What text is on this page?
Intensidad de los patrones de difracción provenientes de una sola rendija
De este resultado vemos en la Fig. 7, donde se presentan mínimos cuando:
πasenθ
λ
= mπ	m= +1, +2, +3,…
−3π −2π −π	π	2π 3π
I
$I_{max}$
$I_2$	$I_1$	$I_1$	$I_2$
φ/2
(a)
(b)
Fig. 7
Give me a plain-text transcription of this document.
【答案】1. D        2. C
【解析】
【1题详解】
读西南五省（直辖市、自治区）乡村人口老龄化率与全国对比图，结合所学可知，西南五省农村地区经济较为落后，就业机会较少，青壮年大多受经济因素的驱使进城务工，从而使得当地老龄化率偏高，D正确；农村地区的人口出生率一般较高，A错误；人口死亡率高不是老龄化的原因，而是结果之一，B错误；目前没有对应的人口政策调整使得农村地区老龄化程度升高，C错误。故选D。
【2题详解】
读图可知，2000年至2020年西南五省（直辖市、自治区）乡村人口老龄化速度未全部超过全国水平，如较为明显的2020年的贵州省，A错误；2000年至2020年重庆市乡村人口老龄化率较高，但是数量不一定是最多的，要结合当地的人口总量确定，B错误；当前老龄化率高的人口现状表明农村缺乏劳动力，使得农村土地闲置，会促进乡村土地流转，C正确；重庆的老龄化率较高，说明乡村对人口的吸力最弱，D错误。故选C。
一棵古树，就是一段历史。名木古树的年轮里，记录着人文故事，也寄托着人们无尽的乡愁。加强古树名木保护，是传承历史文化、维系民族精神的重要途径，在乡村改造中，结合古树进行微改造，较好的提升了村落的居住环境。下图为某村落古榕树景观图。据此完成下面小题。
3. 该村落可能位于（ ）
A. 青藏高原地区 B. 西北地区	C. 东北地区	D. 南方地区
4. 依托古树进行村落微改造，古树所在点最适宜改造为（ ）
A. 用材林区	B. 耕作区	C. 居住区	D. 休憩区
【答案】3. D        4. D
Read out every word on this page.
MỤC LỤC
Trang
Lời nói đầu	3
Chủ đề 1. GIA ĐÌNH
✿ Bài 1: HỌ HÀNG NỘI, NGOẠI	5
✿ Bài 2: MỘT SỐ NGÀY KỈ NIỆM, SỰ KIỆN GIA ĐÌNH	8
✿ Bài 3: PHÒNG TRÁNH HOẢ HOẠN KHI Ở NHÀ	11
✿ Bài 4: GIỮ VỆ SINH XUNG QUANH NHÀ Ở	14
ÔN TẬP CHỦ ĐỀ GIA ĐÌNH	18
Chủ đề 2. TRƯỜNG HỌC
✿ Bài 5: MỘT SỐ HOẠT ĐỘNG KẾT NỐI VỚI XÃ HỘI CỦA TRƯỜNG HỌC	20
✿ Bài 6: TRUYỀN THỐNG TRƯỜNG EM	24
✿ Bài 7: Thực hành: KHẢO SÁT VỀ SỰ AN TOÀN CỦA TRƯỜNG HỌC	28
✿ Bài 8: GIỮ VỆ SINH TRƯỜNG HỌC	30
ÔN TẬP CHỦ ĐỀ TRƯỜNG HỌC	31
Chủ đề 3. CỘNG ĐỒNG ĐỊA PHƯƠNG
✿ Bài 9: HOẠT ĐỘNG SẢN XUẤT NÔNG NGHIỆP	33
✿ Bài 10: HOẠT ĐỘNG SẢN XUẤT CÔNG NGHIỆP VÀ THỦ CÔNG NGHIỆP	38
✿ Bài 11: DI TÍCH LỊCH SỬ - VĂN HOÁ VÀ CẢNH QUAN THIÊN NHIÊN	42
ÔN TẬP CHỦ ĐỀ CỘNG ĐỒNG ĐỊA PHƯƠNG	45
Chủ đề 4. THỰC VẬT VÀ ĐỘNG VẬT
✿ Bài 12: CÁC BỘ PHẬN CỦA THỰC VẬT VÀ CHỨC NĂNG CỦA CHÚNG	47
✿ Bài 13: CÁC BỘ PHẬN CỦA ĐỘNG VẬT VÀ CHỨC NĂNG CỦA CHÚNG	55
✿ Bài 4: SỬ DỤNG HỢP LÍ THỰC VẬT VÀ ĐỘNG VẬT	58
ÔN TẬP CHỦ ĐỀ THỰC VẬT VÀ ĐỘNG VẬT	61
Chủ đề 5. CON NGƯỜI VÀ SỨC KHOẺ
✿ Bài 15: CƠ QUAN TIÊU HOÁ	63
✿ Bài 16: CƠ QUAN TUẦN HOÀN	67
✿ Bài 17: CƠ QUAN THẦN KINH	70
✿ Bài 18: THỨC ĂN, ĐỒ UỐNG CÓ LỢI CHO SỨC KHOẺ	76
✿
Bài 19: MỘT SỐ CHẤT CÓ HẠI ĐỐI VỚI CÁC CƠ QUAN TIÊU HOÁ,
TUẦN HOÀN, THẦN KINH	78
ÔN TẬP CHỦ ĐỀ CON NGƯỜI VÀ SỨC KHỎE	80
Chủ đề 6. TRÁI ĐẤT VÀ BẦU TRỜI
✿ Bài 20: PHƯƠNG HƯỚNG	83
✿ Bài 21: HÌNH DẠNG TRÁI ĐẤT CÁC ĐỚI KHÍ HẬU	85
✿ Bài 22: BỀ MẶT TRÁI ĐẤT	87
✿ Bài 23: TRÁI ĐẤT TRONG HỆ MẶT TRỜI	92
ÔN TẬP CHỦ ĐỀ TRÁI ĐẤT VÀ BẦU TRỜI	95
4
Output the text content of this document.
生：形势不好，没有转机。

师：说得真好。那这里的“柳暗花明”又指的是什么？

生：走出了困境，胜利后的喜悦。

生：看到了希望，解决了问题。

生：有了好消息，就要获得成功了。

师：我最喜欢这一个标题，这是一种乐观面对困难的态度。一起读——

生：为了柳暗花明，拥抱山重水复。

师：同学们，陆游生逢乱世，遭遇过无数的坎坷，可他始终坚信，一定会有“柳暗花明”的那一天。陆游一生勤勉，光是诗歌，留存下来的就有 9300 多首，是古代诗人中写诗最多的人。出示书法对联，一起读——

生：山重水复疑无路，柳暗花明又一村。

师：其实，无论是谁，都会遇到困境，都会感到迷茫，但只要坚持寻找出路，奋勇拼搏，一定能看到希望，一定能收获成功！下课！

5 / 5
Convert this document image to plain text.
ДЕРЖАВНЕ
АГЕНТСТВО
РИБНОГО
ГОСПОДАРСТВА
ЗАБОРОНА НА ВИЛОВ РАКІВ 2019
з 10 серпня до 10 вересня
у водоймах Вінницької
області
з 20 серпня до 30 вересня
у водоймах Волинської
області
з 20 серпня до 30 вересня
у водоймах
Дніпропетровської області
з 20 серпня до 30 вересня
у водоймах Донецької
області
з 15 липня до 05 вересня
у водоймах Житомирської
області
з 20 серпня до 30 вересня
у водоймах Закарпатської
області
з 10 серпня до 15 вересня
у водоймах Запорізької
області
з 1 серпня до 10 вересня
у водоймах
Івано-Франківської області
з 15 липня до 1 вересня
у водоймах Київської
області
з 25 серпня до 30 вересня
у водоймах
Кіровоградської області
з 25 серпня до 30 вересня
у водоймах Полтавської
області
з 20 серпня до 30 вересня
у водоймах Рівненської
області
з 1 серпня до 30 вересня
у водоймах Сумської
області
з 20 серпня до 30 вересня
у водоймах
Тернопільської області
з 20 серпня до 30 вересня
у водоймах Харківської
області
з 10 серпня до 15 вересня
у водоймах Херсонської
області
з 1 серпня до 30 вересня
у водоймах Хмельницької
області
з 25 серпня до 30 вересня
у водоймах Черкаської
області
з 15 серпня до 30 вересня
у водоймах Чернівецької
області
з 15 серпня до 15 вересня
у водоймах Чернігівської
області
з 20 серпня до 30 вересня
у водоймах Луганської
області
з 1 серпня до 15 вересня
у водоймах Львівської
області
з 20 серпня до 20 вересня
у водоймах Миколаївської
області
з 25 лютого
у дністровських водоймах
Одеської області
---------------
Aim of the exercise:
Search the entries for the word "липня" and pick out every line that holds it.

Correct result:
з 15 липня до 05 вересня
з 15 липня до 1 вересня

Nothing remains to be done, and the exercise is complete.